Le RGPD en pratique : sécurité, mesures contractuelles et évaluation

sécurité des données

Plus d’un an après l’entrée en vigueur du Règlement Général sur la Protection des Données (RGPD), le niveau de sécurité des données dans les entreprises n’a pas progressé, d’après les rapports Global Data Risk Report et Vulnerability and threat trends et les risques en matière de sécurité informatique auraient même significativement augmenté. Or, la grande majorité des entreprises qui traitent un volume important de données externalisent le traitement de ces données auprès de prestataires, avec des prestations de plus en plus complètes (en SaaS, PaaS, … ).

Le risque qui pèse sur la sécurité informatique est donc à la fois un risque interne mais aussi un risque externe, lié à l’écart entre le niveau de sécurité du prestataire et le niveau de sécurité requis par le contrat ou la règlementation, par exemple. Les sous-traitants sont ainsi des cibles de choix pour les hackers. La cyberattaque contre le distributeur américain Target en 2013 fait à ce titre, office de cas d’école : des pirates informatiques ont exploité une faille de sécurité dans le système informatique du sous-traitant qui s’occupait de la climatisation pour dérober plusieurs millions de données bancaires. Et si on a en tête le fait qu’en cas de violation de données (atteinte à l’intégrité, à la confidentialité ou à la disponibilité des données) les risques vont bien au-delà des risques réglementaires : opérationnels ; réputationnels ; et financiers … alors on prend conscience qu’il est indispensable, pour une entreprise, de mettre en place toutes les garanties possibles pour assurer la sécurité de son patrimoine immatériel.

Pour cela, les organisations doivent prévoir des mesures idoines, qu’elles doivent également imposer, le cas échéant, à leurs prestataires.
Mais comment s’assurer que les mesures mises en œuvre sont suffisantes pour assurer la conformité en matière de sécurité des données de l’organisme ?

Quel est l’étendue de l’obligation de sécurité ?

Le RGPD impose aux responsables de traitement et aux sous-traitants de mettre en œuvre « les mesures techniques et organisationnelles appropriées afin de garantir un niveau de sécurité adapté au risque » . Cette obligation générale de sécurité a pour conséquence de faire supporter au sous-traitant comme au responsable de traitement la responsabilité d’assurer la sécurité des données à caractère personnel qu’il traite. A ce titre, ils devront évaluer si le niveau de sécurité qu’ils mettent en œuvre est proportionné au risque existant de violation de données.

**Données extraites:**

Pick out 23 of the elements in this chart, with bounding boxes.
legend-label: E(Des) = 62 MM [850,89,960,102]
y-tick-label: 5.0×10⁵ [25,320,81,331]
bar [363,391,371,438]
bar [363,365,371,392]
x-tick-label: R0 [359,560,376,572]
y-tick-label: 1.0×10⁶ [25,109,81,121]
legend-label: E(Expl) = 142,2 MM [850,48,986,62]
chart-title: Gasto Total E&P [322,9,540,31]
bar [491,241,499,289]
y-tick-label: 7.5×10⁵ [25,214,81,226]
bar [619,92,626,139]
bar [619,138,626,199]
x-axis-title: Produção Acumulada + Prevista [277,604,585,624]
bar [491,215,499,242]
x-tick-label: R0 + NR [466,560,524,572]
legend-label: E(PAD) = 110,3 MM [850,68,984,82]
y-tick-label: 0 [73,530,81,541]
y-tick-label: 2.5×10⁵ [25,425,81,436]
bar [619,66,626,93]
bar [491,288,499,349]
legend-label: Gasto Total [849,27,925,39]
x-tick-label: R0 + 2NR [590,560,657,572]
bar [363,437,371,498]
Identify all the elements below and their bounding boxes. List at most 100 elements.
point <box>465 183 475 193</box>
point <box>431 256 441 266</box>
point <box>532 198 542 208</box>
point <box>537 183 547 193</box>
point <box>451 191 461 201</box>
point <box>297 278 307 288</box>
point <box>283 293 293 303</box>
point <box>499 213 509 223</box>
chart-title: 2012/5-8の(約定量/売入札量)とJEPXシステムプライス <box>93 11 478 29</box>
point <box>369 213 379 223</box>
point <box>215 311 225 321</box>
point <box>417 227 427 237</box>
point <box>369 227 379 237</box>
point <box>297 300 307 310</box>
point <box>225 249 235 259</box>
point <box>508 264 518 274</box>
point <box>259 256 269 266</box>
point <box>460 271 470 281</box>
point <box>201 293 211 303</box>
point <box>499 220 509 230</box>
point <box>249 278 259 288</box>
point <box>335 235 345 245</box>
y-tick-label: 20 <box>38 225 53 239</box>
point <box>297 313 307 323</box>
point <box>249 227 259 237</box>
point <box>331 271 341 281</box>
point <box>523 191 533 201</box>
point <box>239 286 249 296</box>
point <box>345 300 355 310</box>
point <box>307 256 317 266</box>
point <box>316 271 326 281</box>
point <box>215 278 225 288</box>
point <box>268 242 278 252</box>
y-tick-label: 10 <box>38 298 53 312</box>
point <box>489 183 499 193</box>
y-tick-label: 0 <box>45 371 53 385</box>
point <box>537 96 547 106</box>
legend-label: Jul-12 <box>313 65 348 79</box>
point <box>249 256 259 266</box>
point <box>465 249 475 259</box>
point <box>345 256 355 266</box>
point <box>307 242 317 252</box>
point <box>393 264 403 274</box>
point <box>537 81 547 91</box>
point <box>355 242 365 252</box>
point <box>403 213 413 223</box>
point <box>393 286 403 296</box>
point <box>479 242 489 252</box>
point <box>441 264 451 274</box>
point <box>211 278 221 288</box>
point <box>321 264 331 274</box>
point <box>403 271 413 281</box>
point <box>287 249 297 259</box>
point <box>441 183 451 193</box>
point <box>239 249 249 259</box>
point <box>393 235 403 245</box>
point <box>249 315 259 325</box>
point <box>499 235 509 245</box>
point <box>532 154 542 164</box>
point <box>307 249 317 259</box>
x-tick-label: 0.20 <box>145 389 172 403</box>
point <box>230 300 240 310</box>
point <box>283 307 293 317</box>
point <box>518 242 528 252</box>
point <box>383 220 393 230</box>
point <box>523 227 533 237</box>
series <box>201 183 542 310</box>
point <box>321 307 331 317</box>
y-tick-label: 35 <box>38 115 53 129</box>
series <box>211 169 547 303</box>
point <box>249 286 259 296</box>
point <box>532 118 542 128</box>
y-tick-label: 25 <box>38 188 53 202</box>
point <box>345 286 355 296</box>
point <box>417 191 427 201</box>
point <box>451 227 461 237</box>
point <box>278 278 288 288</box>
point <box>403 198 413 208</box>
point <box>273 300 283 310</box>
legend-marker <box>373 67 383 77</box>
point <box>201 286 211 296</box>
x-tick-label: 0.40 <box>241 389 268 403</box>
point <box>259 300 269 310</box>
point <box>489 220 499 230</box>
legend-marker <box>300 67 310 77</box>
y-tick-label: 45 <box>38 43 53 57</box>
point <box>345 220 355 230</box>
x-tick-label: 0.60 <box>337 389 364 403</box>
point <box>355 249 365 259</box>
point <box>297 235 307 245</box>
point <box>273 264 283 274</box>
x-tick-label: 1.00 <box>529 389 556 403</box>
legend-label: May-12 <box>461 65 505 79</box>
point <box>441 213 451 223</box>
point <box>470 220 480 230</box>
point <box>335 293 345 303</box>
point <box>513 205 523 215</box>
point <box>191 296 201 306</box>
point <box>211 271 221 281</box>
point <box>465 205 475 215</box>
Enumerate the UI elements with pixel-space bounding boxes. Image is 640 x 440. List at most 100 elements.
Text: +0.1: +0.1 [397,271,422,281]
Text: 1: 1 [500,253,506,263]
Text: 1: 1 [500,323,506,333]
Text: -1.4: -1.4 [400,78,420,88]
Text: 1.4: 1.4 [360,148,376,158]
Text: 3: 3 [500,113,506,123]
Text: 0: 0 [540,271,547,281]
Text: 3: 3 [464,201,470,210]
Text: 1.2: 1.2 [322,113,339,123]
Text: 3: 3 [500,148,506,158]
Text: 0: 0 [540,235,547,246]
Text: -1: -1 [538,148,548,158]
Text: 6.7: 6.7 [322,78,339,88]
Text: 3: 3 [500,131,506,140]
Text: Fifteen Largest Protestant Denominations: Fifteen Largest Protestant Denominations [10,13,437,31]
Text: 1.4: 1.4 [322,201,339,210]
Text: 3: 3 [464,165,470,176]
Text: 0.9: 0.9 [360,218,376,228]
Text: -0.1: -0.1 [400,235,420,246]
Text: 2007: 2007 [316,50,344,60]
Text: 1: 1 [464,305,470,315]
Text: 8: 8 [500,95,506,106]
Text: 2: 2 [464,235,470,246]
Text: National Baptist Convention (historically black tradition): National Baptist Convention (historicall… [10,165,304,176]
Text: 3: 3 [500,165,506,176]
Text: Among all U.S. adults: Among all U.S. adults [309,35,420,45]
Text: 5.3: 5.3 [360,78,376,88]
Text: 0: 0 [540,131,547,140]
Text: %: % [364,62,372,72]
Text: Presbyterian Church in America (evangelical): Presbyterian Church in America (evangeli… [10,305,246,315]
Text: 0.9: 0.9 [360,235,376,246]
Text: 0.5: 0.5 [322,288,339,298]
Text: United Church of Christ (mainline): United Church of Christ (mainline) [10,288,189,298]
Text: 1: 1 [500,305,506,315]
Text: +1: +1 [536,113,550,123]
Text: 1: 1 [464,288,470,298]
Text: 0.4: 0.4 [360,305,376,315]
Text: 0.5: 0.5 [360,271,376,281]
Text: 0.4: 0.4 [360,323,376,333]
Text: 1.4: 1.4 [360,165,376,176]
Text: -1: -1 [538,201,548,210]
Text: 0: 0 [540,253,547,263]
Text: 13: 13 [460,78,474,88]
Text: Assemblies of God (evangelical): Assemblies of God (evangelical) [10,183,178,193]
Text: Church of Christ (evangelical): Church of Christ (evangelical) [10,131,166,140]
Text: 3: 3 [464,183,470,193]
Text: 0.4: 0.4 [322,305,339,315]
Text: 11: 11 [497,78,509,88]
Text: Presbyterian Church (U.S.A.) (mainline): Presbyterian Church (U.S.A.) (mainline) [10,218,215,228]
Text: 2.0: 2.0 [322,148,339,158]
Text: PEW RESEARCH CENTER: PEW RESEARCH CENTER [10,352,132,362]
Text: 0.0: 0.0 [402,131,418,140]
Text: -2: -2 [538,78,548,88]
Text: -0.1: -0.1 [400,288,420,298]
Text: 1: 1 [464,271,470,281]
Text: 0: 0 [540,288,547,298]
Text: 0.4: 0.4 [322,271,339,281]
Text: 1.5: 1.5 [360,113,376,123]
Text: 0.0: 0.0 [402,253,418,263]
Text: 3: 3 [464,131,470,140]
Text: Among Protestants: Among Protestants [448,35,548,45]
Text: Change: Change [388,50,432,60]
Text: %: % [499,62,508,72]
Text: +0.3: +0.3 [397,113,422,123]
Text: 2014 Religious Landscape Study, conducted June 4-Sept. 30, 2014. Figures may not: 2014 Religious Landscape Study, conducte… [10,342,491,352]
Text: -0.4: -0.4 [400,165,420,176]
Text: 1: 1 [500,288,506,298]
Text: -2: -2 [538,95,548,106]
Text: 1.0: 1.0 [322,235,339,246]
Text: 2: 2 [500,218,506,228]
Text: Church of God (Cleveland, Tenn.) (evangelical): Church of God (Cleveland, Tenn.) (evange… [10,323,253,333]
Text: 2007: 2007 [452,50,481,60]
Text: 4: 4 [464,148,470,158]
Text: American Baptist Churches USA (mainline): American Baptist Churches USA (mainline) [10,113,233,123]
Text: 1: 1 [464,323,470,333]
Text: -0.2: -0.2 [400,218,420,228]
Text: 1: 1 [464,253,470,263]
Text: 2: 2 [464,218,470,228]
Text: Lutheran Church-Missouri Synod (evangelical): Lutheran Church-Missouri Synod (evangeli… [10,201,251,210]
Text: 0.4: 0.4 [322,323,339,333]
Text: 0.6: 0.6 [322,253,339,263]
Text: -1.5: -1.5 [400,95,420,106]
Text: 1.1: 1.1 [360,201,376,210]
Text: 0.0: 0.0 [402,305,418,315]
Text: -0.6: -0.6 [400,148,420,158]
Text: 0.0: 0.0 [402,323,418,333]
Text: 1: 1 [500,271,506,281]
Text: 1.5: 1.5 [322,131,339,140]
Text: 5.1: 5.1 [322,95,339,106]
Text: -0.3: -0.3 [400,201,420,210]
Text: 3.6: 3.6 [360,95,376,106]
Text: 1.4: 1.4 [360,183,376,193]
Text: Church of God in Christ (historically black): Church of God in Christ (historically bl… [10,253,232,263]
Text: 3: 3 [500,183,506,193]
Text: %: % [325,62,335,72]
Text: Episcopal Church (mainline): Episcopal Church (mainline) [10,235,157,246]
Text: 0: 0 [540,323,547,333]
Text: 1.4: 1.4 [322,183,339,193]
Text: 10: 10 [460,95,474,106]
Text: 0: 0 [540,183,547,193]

**Travail à faire:** Reprenez le texte sur le RGPD et la sécurité des données là où il s'arrête, puis poursuivez-en la rédaction. Les enregistrements n'interviennent pas dans ce travail.

**Réponse rédigée:**
Le responsable de traitement doit, de plus, s’assurer que le sous-traitant auquel il fait appel « présente des garanties suffisantes quant à la mise en œuvre de mesures techniques et organisationnelles appropriées » , y compris en matière de sécurité des données.
Si le RGPD a renforcé la responsabilité du sous-traitant dans le cadre d’un traitement de données à caractère personnel, cela ne décharge donc pas pour autant le responsable de traitement de ses obligations à l’égard des personnes concernées lorsqu’il procède au choix de son prestataire et à son évaluation.
Ainsi, le responsable de traitement doit, pour assurer sa conformité à la réglementation, procéder à l’analyse de son propre niveau de sécurité mais aussi de celui de son prestataire.

Quelles mesures contractuelles doit-on prévoir ?

Mesures de sécurité

Nous avons vu qu’il n’est pas possible, pour le responsable de traitement de se décharger des questions de sécurité sur son sous-traitant.
Contractuellement, il est donc important, pour le responsable de traitement, de contraindre le sous-traitant à assurer un bon niveau de sécurité en détaillant les mesures qu’il doit mettre en place : formation des salariés, mise en œuvre des mesures recommandées par l’ANSSI mais aussi certifications ou adoption d’un code de conduite.

A noter : L’application par le sous-traitant, d’un code de conduite approuvé ou d’un mécanisme de certification sont des moyens, pour ce dernier, de garantir au responsable de traitement qu’il propose un niveau de sécurité adapté aux services qu’il fournit et donc qu’il est conforme à la règlementation.

Evaluation

Le responsable de traitement à également l’obligation de s’assurer que les mesures ainsi prescrites sont effectivement mises en œuvre par son sous-traitant.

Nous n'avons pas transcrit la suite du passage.